**Directions**
Copy every record word for word.

■ ■ ■ ■ ■ ■ ■

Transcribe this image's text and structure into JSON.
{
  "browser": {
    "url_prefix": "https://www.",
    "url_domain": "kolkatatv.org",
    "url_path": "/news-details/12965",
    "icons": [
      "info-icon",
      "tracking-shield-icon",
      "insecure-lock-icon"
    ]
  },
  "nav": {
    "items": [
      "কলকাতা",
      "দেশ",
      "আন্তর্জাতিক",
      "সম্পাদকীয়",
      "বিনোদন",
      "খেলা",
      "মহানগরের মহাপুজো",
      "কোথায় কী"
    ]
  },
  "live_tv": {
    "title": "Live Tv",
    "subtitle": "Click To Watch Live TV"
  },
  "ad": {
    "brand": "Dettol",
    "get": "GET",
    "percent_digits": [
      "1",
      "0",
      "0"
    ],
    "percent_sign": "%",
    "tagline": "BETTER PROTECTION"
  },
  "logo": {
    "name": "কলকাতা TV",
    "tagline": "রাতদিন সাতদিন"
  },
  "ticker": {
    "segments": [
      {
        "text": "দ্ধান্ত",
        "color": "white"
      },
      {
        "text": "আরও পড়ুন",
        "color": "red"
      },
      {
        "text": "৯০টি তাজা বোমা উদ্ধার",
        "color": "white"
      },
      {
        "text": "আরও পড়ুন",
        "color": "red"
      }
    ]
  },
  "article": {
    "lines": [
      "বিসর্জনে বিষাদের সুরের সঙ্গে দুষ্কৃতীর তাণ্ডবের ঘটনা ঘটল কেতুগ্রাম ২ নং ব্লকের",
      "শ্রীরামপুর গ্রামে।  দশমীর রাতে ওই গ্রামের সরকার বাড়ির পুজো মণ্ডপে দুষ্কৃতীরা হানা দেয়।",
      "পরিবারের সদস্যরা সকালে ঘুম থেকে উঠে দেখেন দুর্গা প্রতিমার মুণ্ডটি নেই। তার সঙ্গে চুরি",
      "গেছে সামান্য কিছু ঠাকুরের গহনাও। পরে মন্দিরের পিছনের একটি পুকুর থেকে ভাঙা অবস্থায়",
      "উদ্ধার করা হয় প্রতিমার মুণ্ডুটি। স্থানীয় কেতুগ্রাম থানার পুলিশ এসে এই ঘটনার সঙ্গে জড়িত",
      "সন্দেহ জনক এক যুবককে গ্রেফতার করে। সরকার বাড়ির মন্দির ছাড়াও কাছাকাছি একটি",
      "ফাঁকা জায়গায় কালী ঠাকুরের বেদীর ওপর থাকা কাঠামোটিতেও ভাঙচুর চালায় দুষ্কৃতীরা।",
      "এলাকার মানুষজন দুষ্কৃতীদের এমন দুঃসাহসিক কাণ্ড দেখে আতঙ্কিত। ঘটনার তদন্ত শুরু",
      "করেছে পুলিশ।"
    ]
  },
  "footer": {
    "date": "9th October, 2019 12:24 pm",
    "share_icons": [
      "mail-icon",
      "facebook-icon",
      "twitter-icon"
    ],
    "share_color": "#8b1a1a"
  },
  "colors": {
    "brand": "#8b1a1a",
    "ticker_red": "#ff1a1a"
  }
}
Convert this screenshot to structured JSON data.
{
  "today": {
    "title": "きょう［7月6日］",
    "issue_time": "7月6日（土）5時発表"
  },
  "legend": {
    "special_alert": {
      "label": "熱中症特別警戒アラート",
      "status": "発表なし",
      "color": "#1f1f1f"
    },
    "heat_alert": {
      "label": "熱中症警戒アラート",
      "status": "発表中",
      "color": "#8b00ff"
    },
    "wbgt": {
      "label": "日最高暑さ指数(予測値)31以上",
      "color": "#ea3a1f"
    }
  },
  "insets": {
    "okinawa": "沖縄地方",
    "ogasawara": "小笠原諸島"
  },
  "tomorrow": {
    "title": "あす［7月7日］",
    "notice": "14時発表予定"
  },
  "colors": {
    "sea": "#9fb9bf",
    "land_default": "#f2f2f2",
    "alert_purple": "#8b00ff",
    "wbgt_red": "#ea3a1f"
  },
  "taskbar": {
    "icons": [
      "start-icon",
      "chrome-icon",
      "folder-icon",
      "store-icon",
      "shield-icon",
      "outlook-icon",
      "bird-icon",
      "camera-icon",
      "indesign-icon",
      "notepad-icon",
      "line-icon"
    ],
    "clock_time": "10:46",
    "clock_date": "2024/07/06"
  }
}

■ ■ ■ ■ ■ ■ ■

**Solved problem**
Transcribe this image's text and structure into JSON.
{
  "browser": {
    "url_prefix": "https://www.",
    "url_domain": "kolkatatv.org",
    "url_path": "/news-details/12965",
    "icons": [
      "info-icon",
      "tracking-shield-icon",
      "insecure-lock-icon"
    ]
  },
  "nav": {
    "items": [
      "কলকাতা",
      "দেশ",
      "আন্তর্জাতিক",
      "সম্পাদকীয়",
      "বিনোদন",
      "খেলা",
      "মহানগরের মহাপুজো",
      "কোথায় কী"
    ]
  },
  "live_tv": {
    "title": "Live Tv",
    "subtitle": "Click To Watch Live TV"
  },
  "ad": {
    "brand": "Dettol",
    "get": "GET",
    "percent_digits": [
      "1",
      "0",
      "0"
    ],
    "percent_sign": "%",
    "tagline": "BETTER PROTECTION"
  },
  "logo": {
    "name": "কলকাতা TV",
    "tagline": "রাতদিন সাতদিন"
  },
  "ticker": {
    "segments": [
      {
        "text": "দ্ধান্ত",
        "color": "white"
      },
      {
        "text": "আরও পড়ুন",
        "color": "red"
      },
      {
        "text": "৯০টি তাজা বোমা উদ্ধার",
        "color": "white"
      },
      {
        "text": "আরও পড়ুন",
        "color": "red"
      }
    ]
  },
  "article": {
    "lines": [
      "বিসর্জনে বিষাদের সুরের সঙ্গে দুষ্কৃতীর তাণ্ডবের ঘটনা ঘটল কেতুগ্রাম ২ নং ব্লকের",
      "শ্রীরামপুর গ্রামে।  দশমীর রাতে ওই গ্রামের সরকার বাড়ির পুজো মণ্ডপে দুষ্কৃতীরা হানা দেয়।",
      "পরিবারের সদস্যরা সকালে ঘুম থেকে উঠে দেখেন দুর্গা প্রতিমার মুণ্ডটি নেই। তার সঙ্গে চুরি",
      "গেছে সামান্য কিছু ঠাকুরের গহনাও। পরে মন্দিরের পিছনের একটি পুকুর থেকে ভাঙা অবস্থায়",
      "উদ্ধার করা হয় প্রতিমার মুণ্ডুটি। স্থানীয় কেতুগ্রাম থানার পুলিশ এসে এই ঘটনার সঙ্গে জড়িত",
      "সন্দেহ জনক এক যুবককে গ্রেফতার করে। সরকার বাড়ির মন্দির ছাড়াও কাছাকাছি একটি",
      "ফাঁকা জায়গায় কালী ঠাকুরের বেদীর ওপর থাকা কাঠামোটিতেও ভাঙচুর চালায় দুষ্কৃতীরা।",
      "এলাকার মানুষজন দুষ্কৃতীদের এমন দুঃসাহসিক কাণ্ড দেখে আতঙ্কিত। ঘটনার তদন্ত শুরু",
      "করেছে পুলিশ।"
    ]
  },
  "footer": {
    "date": "9th October, 2019 12:24 pm",
    "share_icons": [
      "mail-icon",
      "facebook-icon",
      "twitter-icon"
    ],
    "share_color": "#8b1a1a"
  },
  "colors": {
    "brand": "#8b1a1a",
    "ticker_red": "#ff1a1a"
  }
}
Convert this screenshot to structured JSON data.
{
  "today": {
    "title": "きょう［7月6日］",
    "issue_time": "7月6日（土）5時発表"
  },
  "legend": {
    "special_alert": {
      "label": "熱中症特別警戒アラート",
      "status": "発表なし",
      "color": "#1f1f1f"
    },
    "heat_alert": {
      "label": "熱中症警戒アラート",
      "status": "発表中",
      "color": "#8b00ff"
    },
    "wbgt": {
      "label": "日最高暑さ指数(予測値)31以上",
      "color": "#ea3a1f"
    }
  },
  "insets": {
    "okinawa": "沖縄地方",
    "ogasawara": "小笠原諸島"
  },
  "tomorrow": {
    "title": "あす［7月7日］",
    "notice": "14時発表予定"
  },
  "colors": {
    "sea": "#9fb9bf",
    "land_default": "#f2f2f2",
    "alert_purple": "#8b00ff",
    "wbgt_red": "#ea3a1f"
  },
  "taskbar": {
    "icons": [
      "start-icon",
      "chrome-icon",
      "folder-icon",
      "store-icon",
      "shield-icon",
      "outlook-icon",
      "bird-icon",
      "camera-icon",
      "indesign-icon",
      "notepad-icon",
      "line-icon"
    ],
    "clock_time": "10:46",
    "clock_date": "2024/07/06"
  }
}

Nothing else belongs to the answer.